— Data for processing —
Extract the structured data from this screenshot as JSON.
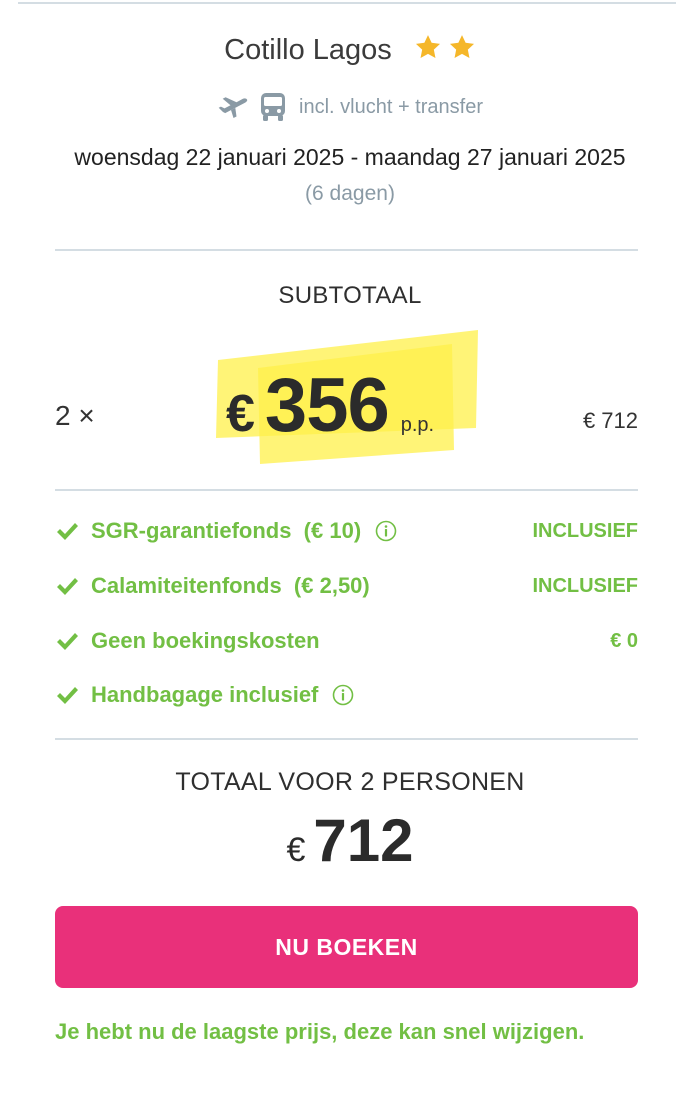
{
  "hotel": {
    "name": "Cotillo Lagos",
    "stars": 2,
    "star_color": "#f5b72a"
  },
  "transport": {
    "icons": [
      "plane-icon",
      "bus-icon"
    ],
    "label": "incl. vlucht + transfer"
  },
  "trip": {
    "dates": "woensdag 22 januari 2025 - maandag 27 januari 2025",
    "duration": "(6 dagen)"
  },
  "subtotal": {
    "label": "SUBTOTAAL",
    "quantity": "2 ×",
    "currency": "€",
    "price": "356",
    "per_person": "p.p.",
    "line_total": "€ 712",
    "highlight_color": "#fff04a"
  },
  "fees": [
    {
      "label": "SGR-garantiefonds  (€ 10)",
      "info": true,
      "value": "INCLUSIEF"
    },
    {
      "label": "Calamiteitenfonds  (€ 2,50)",
      "info": false,
      "value": "INCLUSIEF"
    },
    {
      "label": "Geen boekingskosten",
      "info": false,
      "value": "€ 0"
    },
    {
      "label": "Handbagage inclusief",
      "info": true,
      "value": ""
    }
  ],
  "total": {
    "label": "TOTAAL VOOR 2 PERSONEN",
    "currency": "€",
    "value": "712"
  },
  "book_button": {
    "label": "NU BOEKEN",
    "color": "#e9307a"
  },
  "notice": "Je hebt nu de laagste prijs, deze kan snel wijzigen.",
  "colors": {
    "accent_green": "#72bf44",
    "divider": "#d4dde3",
    "muted": "#8a9aa5"
  }
}
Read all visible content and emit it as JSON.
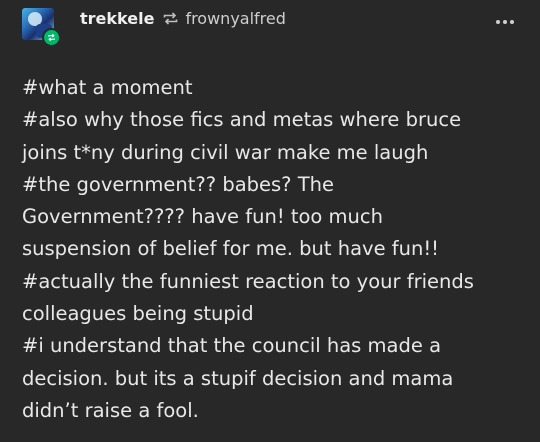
{
  "post": {
    "username": "trekkele",
    "reblogged_from": "frownyalfred",
    "avatar_icon": "avatar-image",
    "reblog_icon": "reblog-icon",
    "menu_icon": "more-options-icon",
    "accent": "#00b86b",
    "lines": [
      "#what a moment",
      "#also why those fics and metas where bruce",
      "joins t*ny during civil war make me laugh",
      "#the government?? babes? The",
      "Government???? have fun! too much",
      "suspension of belief for me. but have fun!!",
      "#actually the funniest reaction to your friends",
      "colleagues being stupid",
      "#i understand that the council has made a",
      "decision. but its a stupif decision and mama",
      "didn’t raise a fool."
    ]
  }
}
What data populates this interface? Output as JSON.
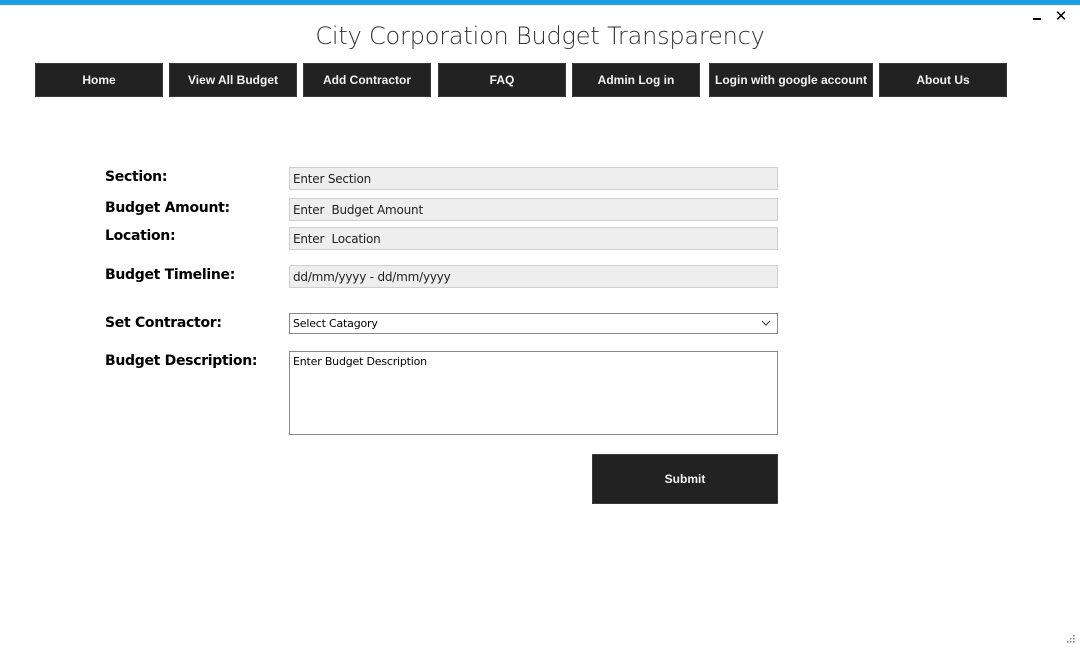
{
  "window": {
    "title": "City Corporation Budget Transparency",
    "minimize_icon": "minimize-icon",
    "close_icon": "close-icon",
    "close_glyph": "✕",
    "accent_color": "#1ba1e2"
  },
  "nav": {
    "items": [
      {
        "label": "Home"
      },
      {
        "label": "View All Budget"
      },
      {
        "label": "Add Contractor"
      },
      {
        "label": "FAQ"
      },
      {
        "label": "Admin Log in"
      },
      {
        "label": "Login with google account"
      },
      {
        "label": "About Us"
      }
    ],
    "button_color": "#222222"
  },
  "form": {
    "section": {
      "label": "Section:",
      "placeholder": "Enter Section"
    },
    "budget_amount": {
      "label": "Budget Amount:",
      "placeholder": "Enter  Budget Amount"
    },
    "location": {
      "label": "Location:",
      "placeholder": "Enter  Location"
    },
    "budget_timeline": {
      "label": "Budget Timeline:",
      "placeholder": "dd/mm/yyyy - dd/mm/yyyy"
    },
    "set_contractor": {
      "label": "Set Contractor:",
      "selected": "Select Catagory",
      "icon": "chevron-down-icon"
    },
    "budget_description": {
      "label": "Budget Description:",
      "placeholder": "Enter Budget Description"
    },
    "submit_label": "Submit"
  }
}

— To be done —
Copy all the entries word for word. Omit any pictures.

— Correct response —
Extract the structured data from this screenshot as JSON.
{
  "hotel": {
    "name": "Cotillo Lagos",
    "stars": 2,
    "star_color": "#f5b72a"
  },
  "transport": {
    "icons": [
      "plane-icon",
      "bus-icon"
    ],
    "label": "incl. vlucht + transfer"
  },
  "trip": {
    "dates": "woensdag 22 januari 2025 - maandag 27 januari 2025",
    "duration": "(6 dagen)"
  },
  "subtotal": {
    "label": "SUBTOTAAL",
    "quantity": "2 ×",
    "currency": "€",
    "price": "356",
    "per_person": "p.p.",
    "line_total": "€ 712",
    "highlight_color": "#fff04a"
  },
  "fees": [
    {
      "label": "SGR-garantiefonds  (€ 10)",
      "info": true,
      "value": "INCLUSIEF"
    },
    {
      "label": "Calamiteitenfonds  (€ 2,50)",
      "info": false,
      "value": "INCLUSIEF"
    },
    {
      "label": "Geen boekingskosten",
      "info": false,
      "value": "€ 0"
    },
    {
      "label": "Handbagage inclusief",
      "info": true,
      "value": ""
    }
  ],
  "total": {
    "label": "TOTAAL VOOR 2 PERSONEN",
    "currency": "€",
    "value": "712"
  },
  "book_button": {
    "label": "NU BOEKEN",
    "color": "#e9307a"
  },
  "notice": "Je hebt nu de laagste prijs, deze kan snel wijzigen.",
  "colors": {
    "accent_green": "#72bf44",
    "divider": "#d4dde3",
    "muted": "#8a9aa5"
  }
}
Read all visible content and emit it as JSON.
{
  "post": {
    "username": "trekkele",
    "reblogged_from": "frownyalfred",
    "avatar_icon": "avatar-image",
    "reblog_icon": "reblog-icon",
    "menu_icon": "more-options-icon",
    "accent": "#00b86b",
    "lines": [
      "#what a moment",
      "#also why those fics and metas where bruce",
      "joins t*ny during civil war make me laugh",
      "#the government?? babes? The",
      "Government???? have fun! too much",
      "suspension of belief for me. but have fun!!",
      "#actually the funniest reaction to your friends",
      "colleagues being stupid",
      "#i understand that the council has made a",
      "decision. but its a stupif decision and mama",
      "didn’t raise a fool."
    ]
  }
}
What data populates this interface? Output as JSON.
{
  "window": {
    "title": "City Corporation Budget Transparency",
    "minimize_icon": "minimize-icon",
    "close_icon": "close-icon",
    "close_glyph": "✕",
    "accent_color": "#1ba1e2"
  },
  "nav": {
    "items": [
      {
        "label": "Home"
      },
      {
        "label": "View All Budget"
      },
      {
        "label": "Add Contractor"
      },
      {
        "label": "FAQ"
      },
      {
        "label": "Admin Log in"
      },
      {
        "label": "Login with google account"
      },
      {
        "label": "About Us"
      }
    ],
    "button_color": "#222222"
  },
  "form": {
    "section": {
      "label": "Section:",
      "placeholder": "Enter Section"
    },
    "budget_amount": {
      "label": "Budget Amount:",
      "placeholder": "Enter  Budget Amount"
    },
    "location": {
      "label": "Location:",
      "placeholder": "Enter  Location"
    },
    "budget_timeline": {
      "label": "Budget Timeline:",
      "placeholder": "dd/mm/yyyy - dd/mm/yyyy"
    },
    "set_contractor": {
      "label": "Set Contractor:",
      "selected": "Select Catagory",
      "icon": "chevron-down-icon"
    },
    "budget_description": {
      "label": "Budget Description:",
      "placeholder": "Enter Budget Description"
    },
    "submit_label": "Submit"
  }
}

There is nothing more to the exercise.